### What is needed
Identify the lines that contain the string "cuarta" and copy all of them.

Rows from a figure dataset
......

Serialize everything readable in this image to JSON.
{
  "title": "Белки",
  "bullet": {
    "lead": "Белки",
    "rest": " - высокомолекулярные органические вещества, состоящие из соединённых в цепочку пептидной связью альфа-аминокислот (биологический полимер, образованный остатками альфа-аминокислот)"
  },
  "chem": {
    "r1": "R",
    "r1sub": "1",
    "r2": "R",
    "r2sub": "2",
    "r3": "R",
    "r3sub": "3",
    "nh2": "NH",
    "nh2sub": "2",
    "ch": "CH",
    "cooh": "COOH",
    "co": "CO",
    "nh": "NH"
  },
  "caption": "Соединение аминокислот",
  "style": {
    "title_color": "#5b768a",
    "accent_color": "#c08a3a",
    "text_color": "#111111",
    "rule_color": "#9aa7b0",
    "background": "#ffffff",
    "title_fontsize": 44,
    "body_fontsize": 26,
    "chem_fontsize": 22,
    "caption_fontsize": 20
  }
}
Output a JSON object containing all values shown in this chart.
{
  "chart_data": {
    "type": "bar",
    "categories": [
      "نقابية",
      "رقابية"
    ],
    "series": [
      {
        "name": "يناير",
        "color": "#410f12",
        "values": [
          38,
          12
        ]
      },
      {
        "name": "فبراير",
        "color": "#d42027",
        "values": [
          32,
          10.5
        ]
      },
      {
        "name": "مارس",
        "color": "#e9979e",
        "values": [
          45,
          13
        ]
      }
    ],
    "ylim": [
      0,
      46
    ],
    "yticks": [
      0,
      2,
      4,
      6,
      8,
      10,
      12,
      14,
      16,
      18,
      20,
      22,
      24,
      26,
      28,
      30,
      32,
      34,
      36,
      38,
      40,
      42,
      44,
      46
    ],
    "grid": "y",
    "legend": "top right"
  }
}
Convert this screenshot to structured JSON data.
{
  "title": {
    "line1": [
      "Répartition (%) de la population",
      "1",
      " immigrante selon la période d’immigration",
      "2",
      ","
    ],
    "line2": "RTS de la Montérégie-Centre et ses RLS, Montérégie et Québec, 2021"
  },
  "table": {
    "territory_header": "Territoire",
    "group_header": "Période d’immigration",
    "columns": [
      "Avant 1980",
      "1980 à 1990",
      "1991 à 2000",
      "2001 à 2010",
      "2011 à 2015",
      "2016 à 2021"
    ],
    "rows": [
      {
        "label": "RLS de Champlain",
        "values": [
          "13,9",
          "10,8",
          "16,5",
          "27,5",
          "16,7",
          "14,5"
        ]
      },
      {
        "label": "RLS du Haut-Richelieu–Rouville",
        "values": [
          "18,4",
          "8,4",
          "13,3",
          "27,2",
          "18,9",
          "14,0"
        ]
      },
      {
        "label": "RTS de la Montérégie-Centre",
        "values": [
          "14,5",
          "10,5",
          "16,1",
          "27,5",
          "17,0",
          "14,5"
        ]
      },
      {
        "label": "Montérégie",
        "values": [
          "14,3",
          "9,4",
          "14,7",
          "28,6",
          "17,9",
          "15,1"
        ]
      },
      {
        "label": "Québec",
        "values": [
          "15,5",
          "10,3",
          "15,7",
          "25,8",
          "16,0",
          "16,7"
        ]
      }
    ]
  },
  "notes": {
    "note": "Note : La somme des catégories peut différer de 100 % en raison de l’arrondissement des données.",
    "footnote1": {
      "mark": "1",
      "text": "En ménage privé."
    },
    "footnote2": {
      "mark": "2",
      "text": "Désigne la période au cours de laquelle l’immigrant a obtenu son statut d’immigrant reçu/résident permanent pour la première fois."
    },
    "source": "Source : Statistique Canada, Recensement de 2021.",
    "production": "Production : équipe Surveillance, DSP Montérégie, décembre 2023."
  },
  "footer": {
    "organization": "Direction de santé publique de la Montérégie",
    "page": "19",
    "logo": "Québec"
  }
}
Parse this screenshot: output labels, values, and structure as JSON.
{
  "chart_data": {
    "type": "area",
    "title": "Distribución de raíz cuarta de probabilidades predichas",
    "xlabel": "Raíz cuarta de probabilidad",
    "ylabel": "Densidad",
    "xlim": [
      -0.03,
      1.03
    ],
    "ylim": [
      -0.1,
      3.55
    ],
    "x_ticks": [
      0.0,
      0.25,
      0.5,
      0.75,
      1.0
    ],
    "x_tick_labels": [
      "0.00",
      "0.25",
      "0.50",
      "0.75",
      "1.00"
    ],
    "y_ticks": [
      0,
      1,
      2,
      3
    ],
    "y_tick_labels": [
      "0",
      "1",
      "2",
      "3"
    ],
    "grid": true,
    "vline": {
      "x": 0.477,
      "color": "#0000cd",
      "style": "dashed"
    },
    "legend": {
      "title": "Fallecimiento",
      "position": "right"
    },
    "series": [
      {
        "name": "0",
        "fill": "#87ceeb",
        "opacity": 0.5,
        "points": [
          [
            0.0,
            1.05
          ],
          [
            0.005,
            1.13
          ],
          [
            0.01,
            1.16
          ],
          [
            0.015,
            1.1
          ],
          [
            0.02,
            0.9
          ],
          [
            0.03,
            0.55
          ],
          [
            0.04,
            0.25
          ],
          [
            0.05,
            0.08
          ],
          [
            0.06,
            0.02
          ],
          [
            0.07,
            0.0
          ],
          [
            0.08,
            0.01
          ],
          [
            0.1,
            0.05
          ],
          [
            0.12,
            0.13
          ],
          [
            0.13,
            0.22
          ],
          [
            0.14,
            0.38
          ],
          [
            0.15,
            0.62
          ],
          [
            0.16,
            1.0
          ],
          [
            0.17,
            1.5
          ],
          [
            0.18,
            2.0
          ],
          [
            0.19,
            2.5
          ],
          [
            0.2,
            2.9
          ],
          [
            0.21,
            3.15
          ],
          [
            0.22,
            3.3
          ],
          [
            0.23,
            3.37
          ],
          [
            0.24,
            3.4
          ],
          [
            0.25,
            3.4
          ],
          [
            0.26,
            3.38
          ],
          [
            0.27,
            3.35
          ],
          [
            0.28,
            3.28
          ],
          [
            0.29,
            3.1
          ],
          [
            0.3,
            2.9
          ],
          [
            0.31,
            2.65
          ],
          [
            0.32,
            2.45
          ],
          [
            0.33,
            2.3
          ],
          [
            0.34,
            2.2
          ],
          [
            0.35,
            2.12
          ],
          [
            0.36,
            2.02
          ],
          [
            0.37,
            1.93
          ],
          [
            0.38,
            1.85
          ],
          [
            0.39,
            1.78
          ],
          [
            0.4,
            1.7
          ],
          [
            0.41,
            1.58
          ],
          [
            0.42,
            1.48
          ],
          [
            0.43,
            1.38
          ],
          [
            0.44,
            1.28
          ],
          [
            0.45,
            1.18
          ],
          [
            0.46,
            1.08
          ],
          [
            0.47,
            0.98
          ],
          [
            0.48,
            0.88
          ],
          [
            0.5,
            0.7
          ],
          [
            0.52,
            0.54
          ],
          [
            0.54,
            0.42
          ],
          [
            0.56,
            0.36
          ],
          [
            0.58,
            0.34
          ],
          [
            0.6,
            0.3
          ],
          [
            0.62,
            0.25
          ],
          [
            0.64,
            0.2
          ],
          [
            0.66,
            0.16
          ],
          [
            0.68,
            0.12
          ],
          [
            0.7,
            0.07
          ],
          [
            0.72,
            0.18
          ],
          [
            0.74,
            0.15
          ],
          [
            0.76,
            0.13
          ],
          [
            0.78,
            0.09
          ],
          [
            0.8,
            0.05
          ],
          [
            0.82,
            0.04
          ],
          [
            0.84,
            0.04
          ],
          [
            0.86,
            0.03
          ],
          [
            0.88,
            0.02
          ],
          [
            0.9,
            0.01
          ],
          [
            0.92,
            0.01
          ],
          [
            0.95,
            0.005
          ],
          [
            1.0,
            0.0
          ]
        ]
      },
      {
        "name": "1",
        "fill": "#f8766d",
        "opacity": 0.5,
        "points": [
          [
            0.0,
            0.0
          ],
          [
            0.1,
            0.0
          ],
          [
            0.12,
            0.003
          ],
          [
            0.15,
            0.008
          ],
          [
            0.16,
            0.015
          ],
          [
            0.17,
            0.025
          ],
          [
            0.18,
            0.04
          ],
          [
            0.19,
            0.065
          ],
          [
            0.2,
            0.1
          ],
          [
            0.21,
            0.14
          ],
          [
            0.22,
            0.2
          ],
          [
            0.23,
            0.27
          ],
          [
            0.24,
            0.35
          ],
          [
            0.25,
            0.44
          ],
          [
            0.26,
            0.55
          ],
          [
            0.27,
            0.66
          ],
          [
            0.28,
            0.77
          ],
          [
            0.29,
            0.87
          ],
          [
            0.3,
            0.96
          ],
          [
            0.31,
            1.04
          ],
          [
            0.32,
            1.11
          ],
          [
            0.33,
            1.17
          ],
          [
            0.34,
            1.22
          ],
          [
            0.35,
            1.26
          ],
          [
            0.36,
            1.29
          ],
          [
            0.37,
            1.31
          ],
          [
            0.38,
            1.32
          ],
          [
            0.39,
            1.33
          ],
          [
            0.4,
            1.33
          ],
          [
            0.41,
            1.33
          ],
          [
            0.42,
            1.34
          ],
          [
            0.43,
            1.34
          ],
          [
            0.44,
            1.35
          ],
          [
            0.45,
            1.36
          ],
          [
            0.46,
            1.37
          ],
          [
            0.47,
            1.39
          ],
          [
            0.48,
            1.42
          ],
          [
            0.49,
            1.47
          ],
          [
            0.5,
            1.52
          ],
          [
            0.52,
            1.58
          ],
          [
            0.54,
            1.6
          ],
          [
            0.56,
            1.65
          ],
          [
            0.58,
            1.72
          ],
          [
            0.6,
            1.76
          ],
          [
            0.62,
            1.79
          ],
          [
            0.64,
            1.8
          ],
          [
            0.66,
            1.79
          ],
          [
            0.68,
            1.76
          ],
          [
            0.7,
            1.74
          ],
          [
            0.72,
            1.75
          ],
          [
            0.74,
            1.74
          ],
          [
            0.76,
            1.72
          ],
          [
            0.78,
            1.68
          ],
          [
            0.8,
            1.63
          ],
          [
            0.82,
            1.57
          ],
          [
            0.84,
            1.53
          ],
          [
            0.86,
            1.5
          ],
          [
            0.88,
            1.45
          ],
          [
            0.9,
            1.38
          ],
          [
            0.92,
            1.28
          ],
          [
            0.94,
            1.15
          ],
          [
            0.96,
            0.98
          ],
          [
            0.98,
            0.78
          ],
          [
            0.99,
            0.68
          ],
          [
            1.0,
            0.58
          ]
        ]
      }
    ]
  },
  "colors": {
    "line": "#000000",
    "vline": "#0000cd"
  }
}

......

### Response
    "title": "Distribución de raíz cuarta de probabilidades predichas",
    "xlabel": "Raíz cuarta de probabilidad",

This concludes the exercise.